[GOAL 1]
Output the passage of the opinion piece on sex as a human right from "Such a suggestion" to "a complicated assertion.".
[GOAL 2]
According to the opinion piece on sex as a human right, whom does the SBS documentary Scarlet Road follow?
[GOAL 3]
Resume the opinion piece on sex as a human right after its last sentence.

[EXCERPT]
━━━━
The upcoming SBS documentary Scarlet Road follows sex worker Rachel Wotton and her relationships with her disabled clients. SBS

Health care, fair trials and education are things we readily accept as human rights.

Unlike fresh air and food, we can actually live without school or a due process trial for a whole lot longer than without water, but of course, nobody is willing to give these things up. These aren’t rights as essential as peaceful protesting and voting and living without enslavement.

Sex should be included on this list. It is every bit as important as the right to practice one’s chosen religion or to not be discriminated against. It should be included on this list because, like religion, nobody should be forced to participate, but similarly, nobody should be denied access either.

Such a suggestion is of course, highly controversial as the new SBS documentary Scarlet Road testifies.

Thinking of sex as a human right, of touch, of pleasure, of orgasm as a human right and our concept of rights get blurry; our passion and advocacy for rights becomes much less fervent when we need to initiate dialogue about arousal and pleasure and satisfaction.

Sex might be nice, it might even be wonderful, but survival is possible without it, wants aren’t the same as needs and social mores dictate that right-status is rarely granted to something with so many caveats attached.

Ours is not a culture where sex can be had with whomever we please whenever want, and thus considering sex as a human right would be a complicated assertion.

I’m not going to place sex in the same category as food or water, obviously no one will die without it. But people won’t die without property rights or breached privacy either, and we still consider these as fundamental.

I am instead, going to contend that for many people a quality life necessitates sexual contact and that just as access to public transport for the disabled, or postal services for the geographically isolated are crucial in a civilised, compassionate society, that access to sex needs to be considered just as important as other rights. I’m similarly going to argue that feeling uncomfortable talking about a topic is never reason enough to shelve it.

Before defending sex work services for the disabled, for the elderly, for the lonely, the kinky and the just plain horny, I will acknowledge that considering sex as a right raises some very obvious concerns related to consent and sex provision; concerns which I will of course, repudiate, but which need tabling nevertheless.
━━━━
[DATA SHOWN]
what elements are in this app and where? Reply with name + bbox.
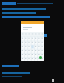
button[interactable]: Add event [21, 21, 44, 61]
button[interactable]: Add event [39, 56, 42, 59]
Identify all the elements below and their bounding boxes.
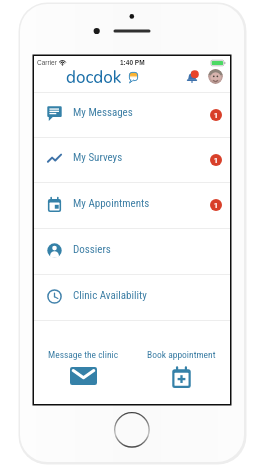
━━━━
[WRITTEN ANSWER 1]
Such a suggestion is of course, highly controversial as the new SBS documentary Scarlet Road testifies.

Thinking of sex as a human right, of touch, of pleasure, of orgasm as a human right and our concept of rights get blurry; our passion and advocacy for rights becomes much less fervent when we need to initiate dialogue about arousal and pleasure and satisfaction.

Sex might be nice, it might even be wonderful, but survival is possible without it, wants aren’t the same as needs and social mores dictate that right-status is rarely granted to something with so many caveats attached.

Ours is not a culture where sex can be had with whomever we please whenever want, and thus considering sex as a human right would be a complicated assertion.

[WRITTEN ANSWER 2]
Sex worker Rachel Wotton and her relationships with her disabled clients.

[WRITTEN ANSWER 3]
Considering sex as a human right, potentially offers justification for rape: it could be contended, for example, that a man was simply partaking of his marital rights; that a woman was just exercising her right to orgasm. The exercising of such rights, potentially opens up a Pandora’s box of legal defenses: rampant horniness suddenly sounds legitimate rather than tabloid laughable.

Is sex a human right? It isn’t as simple as saying yes … or no. SBS

Similarly, to contend that a person has a right to sexual conduct implies that for those not in a relationship or without ready access to a willing partner, that a partner must be supplied; that people need to be provided to service this right.

These are both valid concerns, but concerns which are easily mitigated by that fabulous liberal dictum of choice. Sex may be a right, but like free speech, it cannot be exercised at the expense of others: you cannot force people to listen to your ramblings and you can’t force another person to have sex with you.

Similarly, while considering sex as a right provides justification for the sex industry, nobody should be forced to work in it; those who choose to need to be financially compensated - as in any other service industry - and those who don’t need to be offered protection.

Our culture readily accepts the outsourcing of all kinds of domestic services. We happily have our dogs walked, our lawns mowed, or shirts laundered all by people we don’t have breakfast with nor buy a card for on Valentine’s Day; our busy lives are readily propped up by the physical labour of others.

Sex has to be thought of in this way. No, maybe it’s not a romantic assertion, and perhaps not a politically correct one either, but pretending that sex is always about lovemaking and declarations of devotion is a naïve and discriminatory contention.